> **課題**
(1) 音のVRの記事によると、新日本フィルハーモニー交響楽団が演奏を収録したホールはどこか。
(2) 音のVRの記事のうち、"今回はオーケストラで使われて"から"ルベル作曲「カノン」を演奏。"までを、両端を含めて書き写せ。

新日本フィルの音のVRコンテンツより 「新音楽視聴体験 音のVR」コンテンツより。各楽器の名前も表示される

今回はオーケストラで使われている個々の楽器に着目。視聴者が自ら興味を持った楽器やパートにフォーカスすることで、どんな音色でどのように演奏されているのかを楽しむことができる。

「新音楽視聴体験 音のVR」アプリのダウンロードはこちら ※2021年2月5日現在、iOSのみでの配信となります。

オーケストラを構成する各パートの演奏を「音のVR」で徹底解剖!

こちらが今回の収録の模様を交えたデモムービー。

新日本フィルハーモニー交響楽団は、フランチャイズホールである「すみだトリフォニーホール」で、総勢19名による「ボレロ」のほか、弦楽器・木管楽器・金管楽器・打楽器の各パートによる演奏を1曲ずつ収録した。

弦楽器は、ヴァイオリン2名、ヴィオラ、チェロ、コントラバスの五重奏でパッヘルベル作曲「カノン」を演奏。

> **データ一覧**
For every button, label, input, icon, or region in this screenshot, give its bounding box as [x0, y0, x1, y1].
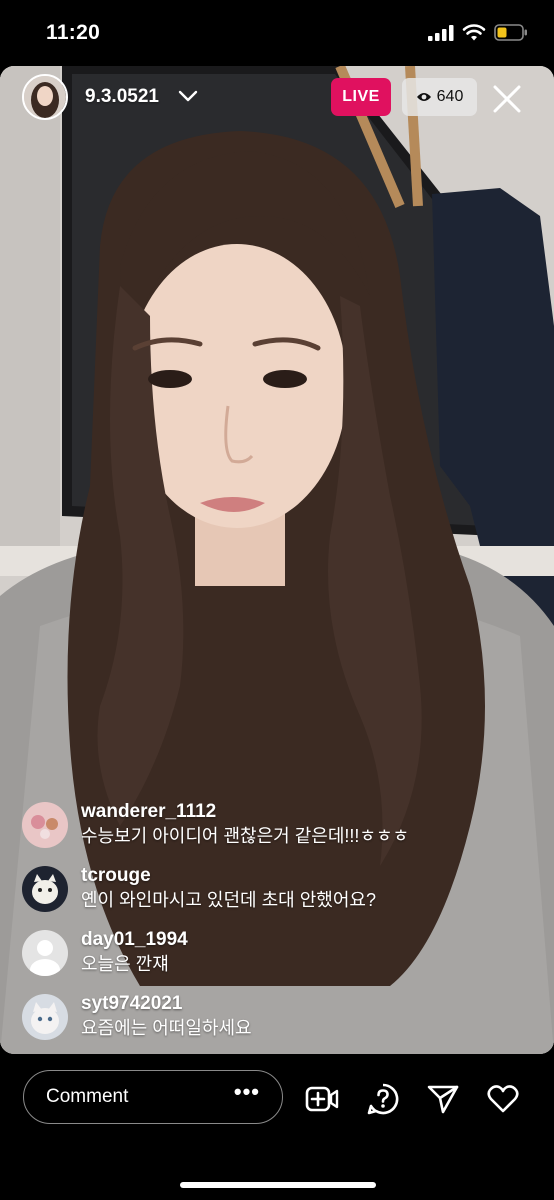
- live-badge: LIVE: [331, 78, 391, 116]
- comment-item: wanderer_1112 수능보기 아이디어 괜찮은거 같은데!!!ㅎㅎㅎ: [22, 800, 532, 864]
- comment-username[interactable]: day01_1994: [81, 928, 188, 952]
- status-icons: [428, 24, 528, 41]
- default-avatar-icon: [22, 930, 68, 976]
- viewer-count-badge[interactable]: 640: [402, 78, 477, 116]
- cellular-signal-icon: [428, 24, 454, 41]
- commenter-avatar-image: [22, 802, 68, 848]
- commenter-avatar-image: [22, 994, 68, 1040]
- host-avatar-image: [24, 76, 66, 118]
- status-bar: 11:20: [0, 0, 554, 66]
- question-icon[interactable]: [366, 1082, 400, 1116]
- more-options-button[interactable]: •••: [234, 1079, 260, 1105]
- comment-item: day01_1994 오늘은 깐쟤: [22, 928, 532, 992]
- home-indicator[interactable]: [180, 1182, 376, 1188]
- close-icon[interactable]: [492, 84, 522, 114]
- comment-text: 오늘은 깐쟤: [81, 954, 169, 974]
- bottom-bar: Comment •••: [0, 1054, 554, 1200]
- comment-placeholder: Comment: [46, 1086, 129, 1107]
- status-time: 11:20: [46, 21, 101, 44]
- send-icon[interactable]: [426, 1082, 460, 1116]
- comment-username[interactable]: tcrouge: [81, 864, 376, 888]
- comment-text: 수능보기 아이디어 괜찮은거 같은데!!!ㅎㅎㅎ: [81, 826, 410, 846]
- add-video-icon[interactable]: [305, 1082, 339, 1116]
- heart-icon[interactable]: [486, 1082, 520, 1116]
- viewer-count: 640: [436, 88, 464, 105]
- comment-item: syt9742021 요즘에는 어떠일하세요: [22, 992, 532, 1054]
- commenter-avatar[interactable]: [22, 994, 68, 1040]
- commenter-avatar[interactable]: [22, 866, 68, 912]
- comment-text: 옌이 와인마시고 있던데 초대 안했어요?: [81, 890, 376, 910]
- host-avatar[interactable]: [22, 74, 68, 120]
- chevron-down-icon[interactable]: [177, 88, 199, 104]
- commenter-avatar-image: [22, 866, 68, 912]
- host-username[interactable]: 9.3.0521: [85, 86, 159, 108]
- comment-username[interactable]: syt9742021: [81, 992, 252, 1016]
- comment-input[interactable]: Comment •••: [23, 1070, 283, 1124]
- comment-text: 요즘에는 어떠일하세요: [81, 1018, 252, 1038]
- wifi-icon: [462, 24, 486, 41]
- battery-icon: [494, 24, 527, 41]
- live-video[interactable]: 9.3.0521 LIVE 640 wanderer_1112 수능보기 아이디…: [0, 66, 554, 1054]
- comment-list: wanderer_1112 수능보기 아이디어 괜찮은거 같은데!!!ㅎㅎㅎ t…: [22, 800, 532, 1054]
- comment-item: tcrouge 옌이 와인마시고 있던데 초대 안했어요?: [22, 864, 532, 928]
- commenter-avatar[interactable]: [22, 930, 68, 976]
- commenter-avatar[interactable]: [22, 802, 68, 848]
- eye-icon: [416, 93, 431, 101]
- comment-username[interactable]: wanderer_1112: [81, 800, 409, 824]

---

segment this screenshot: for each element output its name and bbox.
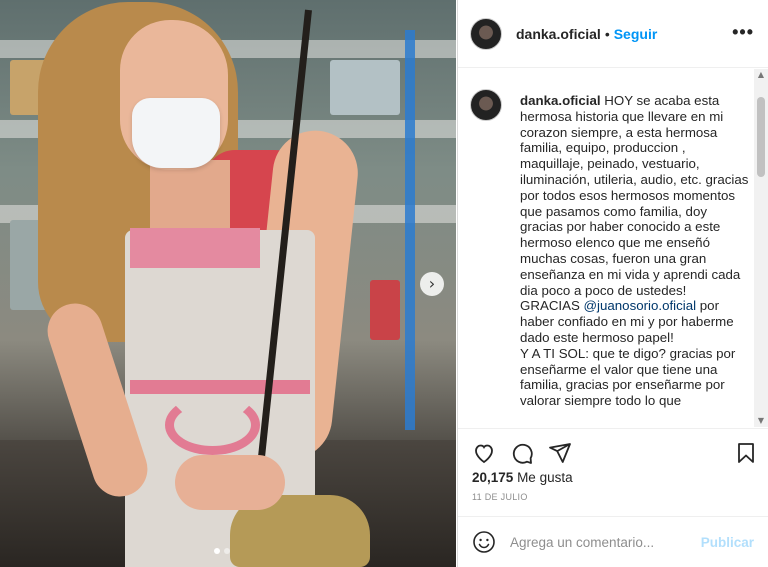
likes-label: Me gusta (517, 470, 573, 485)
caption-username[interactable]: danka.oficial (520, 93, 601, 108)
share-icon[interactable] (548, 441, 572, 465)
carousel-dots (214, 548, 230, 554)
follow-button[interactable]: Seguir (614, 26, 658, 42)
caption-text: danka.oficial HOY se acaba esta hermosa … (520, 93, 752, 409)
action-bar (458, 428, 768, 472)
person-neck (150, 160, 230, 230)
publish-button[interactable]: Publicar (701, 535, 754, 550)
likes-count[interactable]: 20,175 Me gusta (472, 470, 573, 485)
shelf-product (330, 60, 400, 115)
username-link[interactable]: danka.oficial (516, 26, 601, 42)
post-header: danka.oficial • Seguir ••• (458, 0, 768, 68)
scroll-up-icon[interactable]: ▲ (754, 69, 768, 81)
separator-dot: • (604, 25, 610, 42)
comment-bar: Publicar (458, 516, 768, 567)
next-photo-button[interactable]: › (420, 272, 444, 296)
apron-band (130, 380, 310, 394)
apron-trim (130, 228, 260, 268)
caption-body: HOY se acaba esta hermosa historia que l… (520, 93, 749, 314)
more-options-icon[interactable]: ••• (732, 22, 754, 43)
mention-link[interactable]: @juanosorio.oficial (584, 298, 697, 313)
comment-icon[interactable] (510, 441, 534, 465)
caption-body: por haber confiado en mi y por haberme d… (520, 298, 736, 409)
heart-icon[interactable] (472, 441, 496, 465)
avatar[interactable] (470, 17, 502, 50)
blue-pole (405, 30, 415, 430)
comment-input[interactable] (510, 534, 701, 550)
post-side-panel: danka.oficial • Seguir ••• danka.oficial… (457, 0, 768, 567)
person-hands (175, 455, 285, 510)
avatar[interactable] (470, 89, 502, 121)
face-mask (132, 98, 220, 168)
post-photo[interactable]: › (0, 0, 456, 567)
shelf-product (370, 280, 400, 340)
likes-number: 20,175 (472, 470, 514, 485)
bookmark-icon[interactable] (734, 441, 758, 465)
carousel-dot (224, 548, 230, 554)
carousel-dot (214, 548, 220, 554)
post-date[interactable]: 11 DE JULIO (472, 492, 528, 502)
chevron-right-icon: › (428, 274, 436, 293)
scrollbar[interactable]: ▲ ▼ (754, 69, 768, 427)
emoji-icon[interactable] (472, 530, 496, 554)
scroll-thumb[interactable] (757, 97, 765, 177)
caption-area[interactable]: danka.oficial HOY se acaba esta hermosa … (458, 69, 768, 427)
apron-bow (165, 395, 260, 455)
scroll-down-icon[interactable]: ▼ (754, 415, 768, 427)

> **解答**
(1) すみだトリフォニーホール

(2)
今回はオーケストラで使われている個々の楽器に着目。視聴者が自ら興味を持った楽器やパートにフォーカスすることで、どんな音色でどのように演奏されているのかを楽しむことができる。

「新音楽視聴体験 音のVR」アプリのダウンロードはこちら ※2021年2月5日現在、iOSのみでの配信となります。

オーケストラを構成する各パートの演奏を「音のVR」で徹底解剖!

こちらが今回の収録の模様を交えたデモムービー。

新日本フィルハーモニー交響楽団は、フランチャイズホールである「すみだトリフォニーホール」で、総勢19名による「ボレロ」のほか、弦楽器・木管楽器・金管楽器・打楽器の各パートによる演奏を1曲ずつ収録した。

弦楽器は、ヴァイオリン2名、ヴィオラ、チェロ、コントラバスの五重奏でパッヘルベル作曲「カノン」を演奏。